■ Task directions: Without the pictures, output the records below word for word.

-- Start of Data lines --

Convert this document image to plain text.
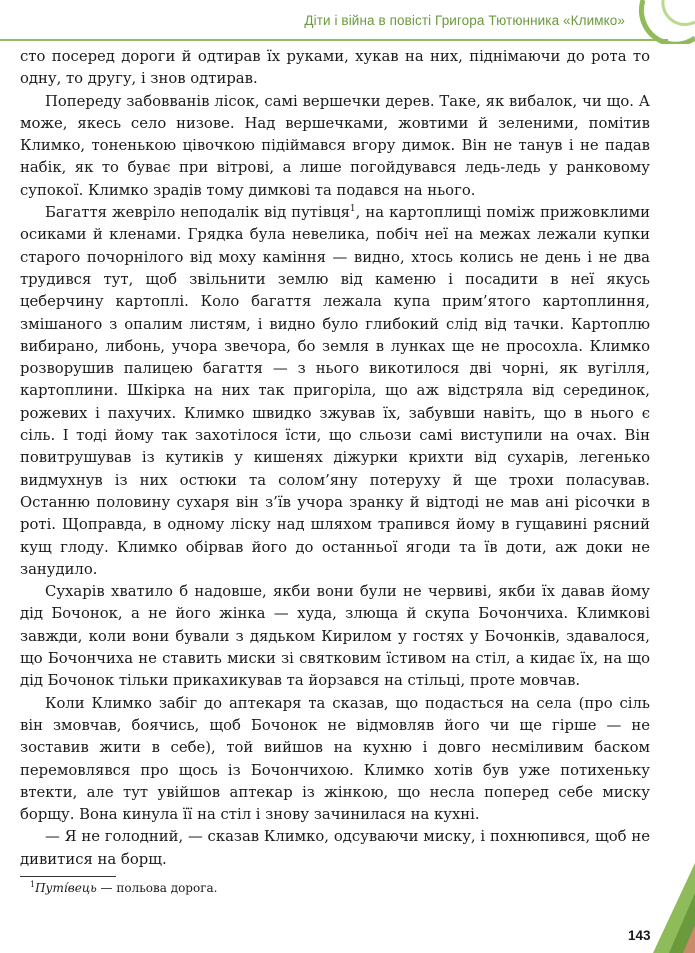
Діти і війна в повісті Григора Тютюнника «Климко»

сто посеред дороги й одтирав їх руками, хукав на них, піднімаючи до рота то одну, то другу, і знов одтирав.

Попереду забовванів лісок, самі вершечки дерев. Таке, як вибалок, чи що. А може, якесь село низове. Над вершечками, жовтими й зеленими, помітив Климко, тоненькою цівочкою підіймався вгору димок. Він не танув і не падав набік, як то буває при вітрові, а лише погойдувався ледь-ледь у ранковому супокої. Климко зрадів тому димкові та подався на нього.

Багаття жевріло неподалік від путівця$^1$, на картоплищі поміж прижовклими осиками й кленами. Грядка була невелика, побіч неї на межах лежали купки старого почорнілого від моху каміння — видно, хтось колись не день і не два трудився тут, щоб звільнити землю від каменю і посадити в неї якусь цеберчину картоплі. Коло багаття лежала купа прим’ятого картоплиння, змішаного з опалим листям, і видно було глибокий слід від тачки. Картоплю вибирано, либонь, учора звечора, бо земля в лунках ще не просохла. Климко розворушив палицею багаття — з нього викотилося дві чорні, як вугілля, картоплини. Шкірка на них так пригоріла, що аж відстряла від серединок, рожевих і пахучих. Климко швидко зжував їх, забувши навіть, що в нього є сіль. І тоді йому так захотілося їсти, що сльози самі виступили на очах. Він повитрушував із кутиків у кишенях діжурки крихти від сухарів, легенько видмухнув із них остюки та солом’яну потеруху й ще трохи поласував. Останню половину сухаря він з’їв учора зранку й відтоді не мав ані рісочки в роті. Щоправда, в одному ліску над шляхом трапився йому в гущавині рясний кущ глоду. Климко обірвав його до останньої ягоди та їв доти, аж доки не занудило.

Сухарів хватило б надовше, якби вони були не червиві, якби їх давав йому дід Бочонок, а не його жінка — худа, злюща й скупа Бочончиха. Климкові завжди, коли вони бували з дядьком Кирилом у гостях у Бочонків, здавалося, що Бочончиха не ставить миски зі святковим їстивом на стіл, а кидає їх, на що дід Бочонок тільки прикахикував та йорзався на стільці, проте мовчав.

Коли Климко забіг до аптекаря та сказав, що подасться на села (про сіль він змовчав, боячись, щоб Бочонок не відмовляв його чи ще гірше — не зоставив жити в себе), той вийшов на кухню і довго несміливим баском перемовлявся про щось із Бочончихою. Климко хотів був уже потихеньку втекти, але тут увійшов аптекар із жінкою, що несла поперед себе миску борщу. Вона кинула її на стіл і знову зачинилася на кухні.

— Я не голодний, — сказав Климко, одсуваючи миску, і похнюпився, щоб не дивитися на борщ.

$^1$Путі́вець — польова дорога.
143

-- End of Data lines --

■ Exercise result:
Convert this document image to plain text.
Діти і війна в повісті Григора Тютюнника «Климко»

сто посеред дороги й одтирав їх руками, хукав на них, піднімаючи до рота то одну, то другу, і знов одтирав.

Попереду забовванів лісок, самі вершечки дерев. Таке, як вибалок, чи що. А може, якесь село низове. Над вершечками, жовтими й зеленими, помітив Климко, тоненькою цівочкою підіймався вгору димок. Він не танув і не падав набік, як то буває при вітрові, а лише погойдувався ледь-ледь у ранковому супокої. Климко зрадів тому димкові та подався на нього.

Багаття жевріло неподалік від путівця$^1$, на картоплищі поміж прижовклими осиками й кленами. Грядка була невелика, побіч неї на межах лежали купки старого почорнілого від моху каміння — видно, хтось колись не день і не два трудився тут, щоб звільнити землю від каменю і посадити в неї якусь цеберчину картоплі. Коло багаття лежала купа прим’ятого картоплиння, змішаного з опалим листям, і видно було глибокий слід від тачки. Картоплю вибирано, либонь, учора звечора, бо земля в лунках ще не просохла. Климко розворушив палицею багаття — з нього викотилося дві чорні, як вугілля, картоплини. Шкірка на них так пригоріла, що аж відстряла від серединок, рожевих і пахучих. Климко швидко зжував їх, забувши навіть, що в нього є сіль. І тоді йому так захотілося їсти, що сльози самі виступили на очах. Він повитрушував із кутиків у кишенях діжурки крихти від сухарів, легенько видмухнув із них остюки та солом’яну потеруху й ще трохи поласував. Останню половину сухаря він з’їв учора зранку й відтоді не мав ані рісочки в роті. Щоправда, в одному ліску над шляхом трапився йому в гущавині рясний кущ глоду. Климко обірвав його до останньої ягоди та їв доти, аж доки не занудило.

Сухарів хватило б надовше, якби вони були не червиві, якби їх давав йому дід Бочонок, а не його жінка — худа, злюща й скупа Бочончиха. Климкові завжди, коли вони бували з дядьком Кирилом у гостях у Бочонків, здавалося, що Бочончиха не ставить миски зі святковим їстивом на стіл, а кидає їх, на що дід Бочонок тільки прикахикував та йорзався на стільці, проте мовчав.

Коли Климко забіг до аптекаря та сказав, що подасться на села (про сіль він змовчав, боячись, щоб Бочонок не відмовляв його чи ще гірше — не зоставив жити в себе), той вийшов на кухню і довго несміливим баском перемовлявся про щось із Бочончихою. Климко хотів був уже потихеньку втекти, але тут увійшов аптекар із жінкою, що несла поперед себе миску борщу. Вона кинула її на стіл і знову зачинилася на кухні.

— Я не голодний, — сказав Климко, одсуваючи миску, і похнюпився, щоб не дивитися на борщ.

$^1$Путі́вець — польова дорога.
143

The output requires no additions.